## Written instruction
Produce the listing below again, exactly as shown.

## Data
(begin)
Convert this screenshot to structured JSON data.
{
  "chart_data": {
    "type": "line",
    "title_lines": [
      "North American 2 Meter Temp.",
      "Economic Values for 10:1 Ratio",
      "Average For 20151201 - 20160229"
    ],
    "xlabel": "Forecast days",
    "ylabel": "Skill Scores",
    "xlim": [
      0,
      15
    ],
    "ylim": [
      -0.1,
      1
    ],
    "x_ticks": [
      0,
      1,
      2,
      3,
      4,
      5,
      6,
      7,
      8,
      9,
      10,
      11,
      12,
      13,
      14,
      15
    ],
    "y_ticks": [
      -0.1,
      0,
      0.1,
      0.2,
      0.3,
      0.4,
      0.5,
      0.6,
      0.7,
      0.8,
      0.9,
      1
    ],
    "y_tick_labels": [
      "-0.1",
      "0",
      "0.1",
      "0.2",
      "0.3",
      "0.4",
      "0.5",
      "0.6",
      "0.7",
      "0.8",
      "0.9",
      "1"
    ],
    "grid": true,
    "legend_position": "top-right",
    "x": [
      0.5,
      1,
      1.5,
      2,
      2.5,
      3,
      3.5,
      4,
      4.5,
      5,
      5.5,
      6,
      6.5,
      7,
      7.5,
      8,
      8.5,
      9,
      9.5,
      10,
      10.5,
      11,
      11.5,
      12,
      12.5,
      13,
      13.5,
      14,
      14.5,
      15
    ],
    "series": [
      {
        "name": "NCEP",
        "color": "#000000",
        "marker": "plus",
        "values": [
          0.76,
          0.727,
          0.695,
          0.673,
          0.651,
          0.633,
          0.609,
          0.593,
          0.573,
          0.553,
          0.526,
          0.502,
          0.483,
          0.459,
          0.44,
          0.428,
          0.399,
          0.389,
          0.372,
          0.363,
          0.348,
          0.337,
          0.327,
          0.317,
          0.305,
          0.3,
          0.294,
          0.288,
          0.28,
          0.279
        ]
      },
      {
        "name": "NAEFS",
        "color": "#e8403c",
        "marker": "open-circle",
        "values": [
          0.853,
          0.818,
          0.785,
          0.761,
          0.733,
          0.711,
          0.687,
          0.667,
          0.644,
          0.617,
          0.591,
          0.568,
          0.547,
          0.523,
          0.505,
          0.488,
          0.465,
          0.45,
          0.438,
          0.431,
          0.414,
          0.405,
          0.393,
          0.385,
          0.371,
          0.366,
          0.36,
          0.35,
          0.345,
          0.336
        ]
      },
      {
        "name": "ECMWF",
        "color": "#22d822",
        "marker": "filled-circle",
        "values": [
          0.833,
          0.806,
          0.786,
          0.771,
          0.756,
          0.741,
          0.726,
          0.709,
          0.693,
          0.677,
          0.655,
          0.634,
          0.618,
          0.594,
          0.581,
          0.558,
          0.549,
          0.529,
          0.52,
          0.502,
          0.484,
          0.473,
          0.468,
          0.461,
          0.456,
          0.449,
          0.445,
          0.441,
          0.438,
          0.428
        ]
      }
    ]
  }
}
(end)
## Written reply
Convert this screenshot to structured JSON data.
{
  "chart_data": {
    "type": "line",
    "title_lines": [
      "North American 2 Meter Temp.",
      "Economic Values for 10:1 Ratio",
      "Average For 20151201 - 20160229"
    ],
    "xlabel": "Forecast days",
    "ylabel": "Skill Scores",
    "xlim": [
      0,
      15
    ],
    "ylim": [
      -0.1,
      1
    ],
    "x_ticks": [
      0,
      1,
      2,
      3,
      4,
      5,
      6,
      7,
      8,
      9,
      10,
      11,
      12,
      13,
      14,
      15
    ],
    "y_ticks": [
      -0.1,
      0,
      0.1,
      0.2,
      0.3,
      0.4,
      0.5,
      0.6,
      0.7,
      0.8,
      0.9,
      1
    ],
    "y_tick_labels": [
      "-0.1",
      "0",
      "0.1",
      "0.2",
      "0.3",
      "0.4",
      "0.5",
      "0.6",
      "0.7",
      "0.8",
      "0.9",
      "1"
    ],
    "grid": true,
    "legend_position": "top-right",
    "x": [
      0.5,
      1,
      1.5,
      2,
      2.5,
      3,
      3.5,
      4,
      4.5,
      5,
      5.5,
      6,
      6.5,
      7,
      7.5,
      8,
      8.5,
      9,
      9.5,
      10,
      10.5,
      11,
      11.5,
      12,
      12.5,
      13,
      13.5,
      14,
      14.5,
      15
    ],
    "series": [
      {
        "name": "NCEP",
        "color": "#000000",
        "marker": "plus",
        "values": [
          0.76,
          0.727,
          0.695,
          0.673,
          0.651,
          0.633,
          0.609,
          0.593,
          0.573,
          0.553,
          0.526,
          0.502,
          0.483,
          0.459,
          0.44,
          0.428,
          0.399,
          0.389,
          0.372,
          0.363,
          0.348,
          0.337,
          0.327,
          0.317,
          0.305,
          0.3,
          0.294,
          0.288,
          0.28,
          0.279
        ]
      },
      {
        "name": "NAEFS",
        "color": "#e8403c",
        "marker": "open-circle",
        "values": [
          0.853,
          0.818,
          0.785,
          0.761,
          0.733,
          0.711,
          0.687,
          0.667,
          0.644,
          0.617,
          0.591,
          0.568,
          0.547,
          0.523,
          0.505,
          0.488,
          0.465,
          0.45,
          0.438,
          0.431,
          0.414,
          0.405,
          0.393,
          0.385,
          0.371,
          0.366,
          0.36,
          0.35,
          0.345,
          0.336
        ]
      },
      {
        "name": "ECMWF",
        "color": "#22d822",
        "marker": "filled-circle",
        "values": [
          0.833,
          0.806,
          0.786,
          0.771,
          0.756,
          0.741,
          0.726,
          0.709,
          0.693,
          0.677,
          0.655,
          0.634,
          0.618,
          0.594,
          0.581,
          0.558,
          0.549,
          0.529,
          0.52,
          0.502,
          0.484,
          0.473,
          0.468,
          0.461,
          0.456,
          0.449,
          0.445,
          0.441,
          0.438,
          0.428
        ]
      }
    ]
  }
}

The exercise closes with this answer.